• [Given problem]:
Reproduce all the entries precisely.

• [Data supplied]:
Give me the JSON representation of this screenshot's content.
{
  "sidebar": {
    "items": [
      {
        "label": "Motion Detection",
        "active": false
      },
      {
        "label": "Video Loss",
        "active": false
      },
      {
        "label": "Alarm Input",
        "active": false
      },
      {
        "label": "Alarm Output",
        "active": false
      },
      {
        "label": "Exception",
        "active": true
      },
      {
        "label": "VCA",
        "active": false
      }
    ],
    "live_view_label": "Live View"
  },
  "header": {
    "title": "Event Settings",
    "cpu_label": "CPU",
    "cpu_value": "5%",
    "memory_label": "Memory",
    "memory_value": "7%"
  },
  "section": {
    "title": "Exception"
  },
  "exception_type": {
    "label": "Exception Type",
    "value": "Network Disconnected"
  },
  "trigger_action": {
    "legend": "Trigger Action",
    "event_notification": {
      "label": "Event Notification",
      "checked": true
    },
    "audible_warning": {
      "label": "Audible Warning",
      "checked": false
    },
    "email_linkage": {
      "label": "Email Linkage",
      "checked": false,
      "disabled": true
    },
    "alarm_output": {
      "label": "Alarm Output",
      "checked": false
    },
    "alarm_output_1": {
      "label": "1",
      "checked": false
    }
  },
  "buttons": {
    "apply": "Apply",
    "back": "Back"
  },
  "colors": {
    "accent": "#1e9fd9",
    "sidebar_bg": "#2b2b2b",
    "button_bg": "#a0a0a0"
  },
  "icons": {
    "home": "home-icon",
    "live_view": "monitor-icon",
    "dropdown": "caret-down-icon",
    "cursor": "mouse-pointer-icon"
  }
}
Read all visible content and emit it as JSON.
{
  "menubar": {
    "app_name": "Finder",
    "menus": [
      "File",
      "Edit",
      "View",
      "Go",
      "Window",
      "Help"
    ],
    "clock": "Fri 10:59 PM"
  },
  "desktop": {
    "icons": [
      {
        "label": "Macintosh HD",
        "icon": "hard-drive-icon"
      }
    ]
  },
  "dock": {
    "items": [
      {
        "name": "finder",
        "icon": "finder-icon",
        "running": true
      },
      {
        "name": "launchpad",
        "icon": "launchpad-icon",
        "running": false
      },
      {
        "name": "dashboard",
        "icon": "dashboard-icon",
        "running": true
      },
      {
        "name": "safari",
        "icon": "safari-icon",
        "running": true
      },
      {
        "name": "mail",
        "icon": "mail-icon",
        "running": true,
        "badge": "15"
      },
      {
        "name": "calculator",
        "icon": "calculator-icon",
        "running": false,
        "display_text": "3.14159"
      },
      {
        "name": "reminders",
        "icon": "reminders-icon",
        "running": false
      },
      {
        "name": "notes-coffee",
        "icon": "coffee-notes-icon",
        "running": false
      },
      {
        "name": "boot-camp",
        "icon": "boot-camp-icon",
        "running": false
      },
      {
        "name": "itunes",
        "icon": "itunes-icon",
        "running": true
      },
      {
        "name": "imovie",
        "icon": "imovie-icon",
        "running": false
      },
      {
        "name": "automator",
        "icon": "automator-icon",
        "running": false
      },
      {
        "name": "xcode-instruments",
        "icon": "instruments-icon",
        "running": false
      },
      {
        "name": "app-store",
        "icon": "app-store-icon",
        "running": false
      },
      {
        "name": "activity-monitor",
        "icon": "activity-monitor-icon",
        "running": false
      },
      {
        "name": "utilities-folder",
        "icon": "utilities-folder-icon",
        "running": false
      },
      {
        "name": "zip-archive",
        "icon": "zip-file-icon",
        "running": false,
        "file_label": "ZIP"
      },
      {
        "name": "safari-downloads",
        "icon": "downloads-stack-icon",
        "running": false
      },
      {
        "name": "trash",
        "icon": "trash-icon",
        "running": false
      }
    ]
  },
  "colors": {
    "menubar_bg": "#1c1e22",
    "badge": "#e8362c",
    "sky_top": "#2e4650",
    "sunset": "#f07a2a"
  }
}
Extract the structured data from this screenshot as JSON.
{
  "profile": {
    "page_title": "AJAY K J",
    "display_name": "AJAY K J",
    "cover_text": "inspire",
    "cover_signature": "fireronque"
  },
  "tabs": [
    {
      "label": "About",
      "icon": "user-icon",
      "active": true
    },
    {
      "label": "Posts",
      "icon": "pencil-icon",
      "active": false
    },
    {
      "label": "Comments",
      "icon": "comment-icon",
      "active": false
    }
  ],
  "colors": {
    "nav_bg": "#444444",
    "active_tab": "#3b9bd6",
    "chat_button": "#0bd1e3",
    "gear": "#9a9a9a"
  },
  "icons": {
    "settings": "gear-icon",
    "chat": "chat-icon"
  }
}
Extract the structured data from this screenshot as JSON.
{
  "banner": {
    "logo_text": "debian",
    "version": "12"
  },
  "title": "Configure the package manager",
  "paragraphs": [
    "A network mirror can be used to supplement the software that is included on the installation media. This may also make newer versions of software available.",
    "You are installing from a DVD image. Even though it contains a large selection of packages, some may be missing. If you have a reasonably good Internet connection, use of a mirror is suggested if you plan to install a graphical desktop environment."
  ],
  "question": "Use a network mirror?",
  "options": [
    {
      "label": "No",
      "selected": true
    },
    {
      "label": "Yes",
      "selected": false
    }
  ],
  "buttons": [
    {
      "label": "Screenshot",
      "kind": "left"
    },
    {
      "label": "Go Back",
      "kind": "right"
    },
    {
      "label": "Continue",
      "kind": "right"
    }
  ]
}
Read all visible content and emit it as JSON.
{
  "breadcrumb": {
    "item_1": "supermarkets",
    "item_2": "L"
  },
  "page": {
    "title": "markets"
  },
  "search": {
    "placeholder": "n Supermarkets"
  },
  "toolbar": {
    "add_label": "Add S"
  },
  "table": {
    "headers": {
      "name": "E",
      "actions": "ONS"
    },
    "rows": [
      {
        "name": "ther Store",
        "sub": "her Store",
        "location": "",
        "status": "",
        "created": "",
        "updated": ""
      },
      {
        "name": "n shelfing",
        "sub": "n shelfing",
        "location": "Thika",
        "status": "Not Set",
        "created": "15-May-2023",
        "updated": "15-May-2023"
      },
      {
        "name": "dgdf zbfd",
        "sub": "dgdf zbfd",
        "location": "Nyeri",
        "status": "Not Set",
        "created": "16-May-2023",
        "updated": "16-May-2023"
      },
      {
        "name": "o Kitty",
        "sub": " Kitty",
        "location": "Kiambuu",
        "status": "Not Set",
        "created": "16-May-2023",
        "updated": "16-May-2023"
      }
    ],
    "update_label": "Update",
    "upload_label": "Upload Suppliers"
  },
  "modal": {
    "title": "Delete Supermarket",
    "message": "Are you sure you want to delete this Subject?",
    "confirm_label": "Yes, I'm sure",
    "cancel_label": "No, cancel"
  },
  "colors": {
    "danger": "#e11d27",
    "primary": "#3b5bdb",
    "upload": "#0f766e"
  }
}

• [Complete output]:
Give me the JSON representation of this screenshot's content.
{
  "sidebar": {
    "items": [
      {
        "label": "Motion Detection",
        "active": false
      },
      {
        "label": "Video Loss",
        "active": false
      },
      {
        "label": "Alarm Input",
        "active": false
      },
      {
        "label": "Alarm Output",
        "active": false
      },
      {
        "label": "Exception",
        "active": true
      },
      {
        "label": "VCA",
        "active": false
      }
    ],
    "live_view_label": "Live View"
  },
  "header": {
    "title": "Event Settings",
    "cpu_label": "CPU",
    "cpu_value": "5%",
    "memory_label": "Memory",
    "memory_value": "7%"
  },
  "section": {
    "title": "Exception"
  },
  "exception_type": {
    "label": "Exception Type",
    "value": "Network Disconnected"
  },
  "trigger_action": {
    "legend": "Trigger Action",
    "event_notification": {
      "label": "Event Notification",
      "checked": true
    },
    "audible_warning": {
      "label": "Audible Warning",
      "checked": false
    },
    "email_linkage": {
      "label": "Email Linkage",
      "checked": false,
      "disabled": true
    },
    "alarm_output": {
      "label": "Alarm Output",
      "checked": false
    },
    "alarm_output_1": {
      "label": "1",
      "checked": false
    }
  },
  "buttons": {
    "apply": "Apply",
    "back": "Back"
  },
  "colors": {
    "accent": "#1e9fd9",
    "sidebar_bg": "#2b2b2b",
    "button_bg": "#a0a0a0"
  },
  "icons": {
    "home": "home-icon",
    "live_view": "monitor-icon",
    "dropdown": "caret-down-icon",
    "cursor": "mouse-pointer-icon"
  }
}
Read all visible content and emit it as JSON.
{
  "menubar": {
    "app_name": "Finder",
    "menus": [
      "File",
      "Edit",
      "View",
      "Go",
      "Window",
      "Help"
    ],
    "clock": "Fri 10:59 PM"
  },
  "desktop": {
    "icons": [
      {
        "label": "Macintosh HD",
        "icon": "hard-drive-icon"
      }
    ]
  },
  "dock": {
    "items": [
      {
        "name": "finder",
        "icon": "finder-icon",
        "running": true
      },
      {
        "name": "launchpad",
        "icon": "launchpad-icon",
        "running": false
      },
      {
        "name": "dashboard",
        "icon": "dashboard-icon",
        "running": true
      },
      {
        "name": "safari",
        "icon": "safari-icon",
        "running": true
      },
      {
        "name": "mail",
        "icon": "mail-icon",
        "running": true,
        "badge": "15"
      },
      {
        "name": "calculator",
        "icon": "calculator-icon",
        "running": false,
        "display_text": "3.14159"
      },
      {
        "name": "reminders",
        "icon": "reminders-icon",
        "running": false
      },
      {
        "name": "notes-coffee",
        "icon": "coffee-notes-icon",
        "running": false
      },
      {
        "name": "boot-camp",
        "icon": "boot-camp-icon",
        "running": false
      },
      {
        "name": "itunes",
        "icon": "itunes-icon",
        "running": true
      },
      {
        "name": "imovie",
        "icon": "imovie-icon",
        "running": false
      },
      {
        "name": "automator",
        "icon": "automator-icon",
        "running": false
      },
      {
        "name": "xcode-instruments",
        "icon": "instruments-icon",
        "running": false
      },
      {
        "name": "app-store",
        "icon": "app-store-icon",
        "running": false
      },
      {
        "name": "activity-monitor",
        "icon": "activity-monitor-icon",
        "running": false
      },
      {
        "name": "utilities-folder",
        "icon": "utilities-folder-icon",
        "running": false
      },
      {
        "name": "zip-archive",
        "icon": "zip-file-icon",
        "running": false,
        "file_label": "ZIP"
      },
      {
        "name": "safari-downloads",
        "icon": "downloads-stack-icon",
        "running": false
      },
      {
        "name": "trash",
        "icon": "trash-icon",
        "running": false
      }
    ]
  },
  "colors": {
    "menubar_bg": "#1c1e22",
    "badge": "#e8362c",
    "sky_top": "#2e4650",
    "sunset": "#f07a2a"
  }
}
Extract the structured data from this screenshot as JSON.
{
  "profile": {
    "page_title": "AJAY K J",
    "display_name": "AJAY K J",
    "cover_text": "inspire",
    "cover_signature": "fireronque"
  },
  "tabs": [
    {
      "label": "About",
      "icon": "user-icon",
      "active": true
    },
    {
      "label": "Posts",
      "icon": "pencil-icon",
      "active": false
    },
    {
      "label": "Comments",
      "icon": "comment-icon",
      "active": false
    }
  ],
  "colors": {
    "nav_bg": "#444444",
    "active_tab": "#3b9bd6",
    "chat_button": "#0bd1e3",
    "gear": "#9a9a9a"
  },
  "icons": {
    "settings": "gear-icon",
    "chat": "chat-icon"
  }
}
Extract the structured data from this screenshot as JSON.
{
  "banner": {
    "logo_text": "debian",
    "version": "12"
  },
  "title": "Configure the package manager",
  "paragraphs": [
    "A network mirror can be used to supplement the software that is included on the installation media. This may also make newer versions of software available.",
    "You are installing from a DVD image. Even though it contains a large selection of packages, some may be missing. If you have a reasonably good Internet connection, use of a mirror is suggested if you plan to install a graphical desktop environment."
  ],
  "question": "Use a network mirror?",
  "options": [
    {
      "label": "No",
      "selected": true
    },
    {
      "label": "Yes",
      "selected": false
    }
  ],
  "buttons": [
    {
      "label": "Screenshot",
      "kind": "left"
    },
    {
      "label": "Go Back",
      "kind": "right"
    },
    {
      "label": "Continue",
      "kind": "right"
    }
  ]
}
Read all visible content and emit it as JSON.
{
  "breadcrumb": {
    "item_1": "supermarkets",
    "item_2": "L"
  },
  "page": {
    "title": "markets"
  },
  "search": {
    "placeholder": "n Supermarkets"
  },
  "toolbar": {
    "add_label": "Add S"
  },
  "table": {
    "headers": {
      "name": "E",
      "actions": "ONS"
    },
    "rows": [
      {
        "name": "ther Store",
        "sub": "her Store",
        "location": "",
        "status": "",
        "created": "",
        "updated": ""
      },
      {
        "name": "n shelfing",
        "sub": "n shelfing",
        "location": "Thika",
        "status": "Not Set",
        "created": "15-May-2023",
        "updated": "15-May-2023"
      },
      {
        "name": "dgdf zbfd",
        "sub": "dgdf zbfd",
        "location": "Nyeri",
        "status": "Not Set",
        "created": "16-May-2023",
        "updated": "16-May-2023"
      },
      {
        "name": "o Kitty",
        "sub": " Kitty",
        "location": "Kiambuu",
        "status": "Not Set",
        "created": "16-May-2023",
        "updated": "16-May-2023"
      }
    ],
    "update_label": "Update",
    "upload_label": "Upload Suppliers"
  },
  "modal": {
    "title": "Delete Supermarket",
    "message": "Are you sure you want to delete this Subject?",
    "confirm_label": "Yes, I'm sure",
    "cancel_label": "No, cancel"
  },
  "colors": {
    "danger": "#e11d27",
    "primary": "#3b5bdb",
    "upload": "#0f766e"
  }
}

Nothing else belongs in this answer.